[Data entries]

▶

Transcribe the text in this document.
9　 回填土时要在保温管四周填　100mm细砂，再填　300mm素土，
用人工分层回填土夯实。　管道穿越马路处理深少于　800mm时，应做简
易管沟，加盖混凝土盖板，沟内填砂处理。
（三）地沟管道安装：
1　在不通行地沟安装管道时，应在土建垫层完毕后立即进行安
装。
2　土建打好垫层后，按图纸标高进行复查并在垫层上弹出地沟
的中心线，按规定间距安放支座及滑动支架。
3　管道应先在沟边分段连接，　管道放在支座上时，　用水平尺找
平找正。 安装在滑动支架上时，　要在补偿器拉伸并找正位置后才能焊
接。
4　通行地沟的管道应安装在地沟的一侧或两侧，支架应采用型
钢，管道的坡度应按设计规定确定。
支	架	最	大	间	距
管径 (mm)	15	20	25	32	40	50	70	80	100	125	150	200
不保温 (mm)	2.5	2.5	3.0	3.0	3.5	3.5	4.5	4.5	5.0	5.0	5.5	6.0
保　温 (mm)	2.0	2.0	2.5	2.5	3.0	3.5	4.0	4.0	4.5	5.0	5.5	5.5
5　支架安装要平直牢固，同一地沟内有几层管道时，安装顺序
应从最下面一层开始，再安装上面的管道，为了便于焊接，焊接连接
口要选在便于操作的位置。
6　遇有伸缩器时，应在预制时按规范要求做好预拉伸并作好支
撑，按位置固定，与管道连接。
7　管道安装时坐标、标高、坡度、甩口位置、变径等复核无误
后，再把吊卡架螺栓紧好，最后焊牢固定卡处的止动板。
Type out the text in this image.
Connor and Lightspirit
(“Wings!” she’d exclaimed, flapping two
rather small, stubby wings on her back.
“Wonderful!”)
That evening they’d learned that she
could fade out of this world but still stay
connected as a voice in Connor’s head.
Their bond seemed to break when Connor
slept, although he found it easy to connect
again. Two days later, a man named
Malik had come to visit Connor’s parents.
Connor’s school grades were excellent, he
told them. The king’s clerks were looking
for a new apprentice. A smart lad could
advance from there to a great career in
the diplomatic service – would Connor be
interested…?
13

◀

**GIVEN TASK:** Look through the entries above; copy each line where the string "Connor" appears.

**ANSWER:**
Connor and Lightspirit
connected as a voice in Connor’s head.
Their bond seemed to break when Connor
Malik had come to visit Connor’s parents.
Connor’s school grades were excellent, he
the diplomatic service – would Connor be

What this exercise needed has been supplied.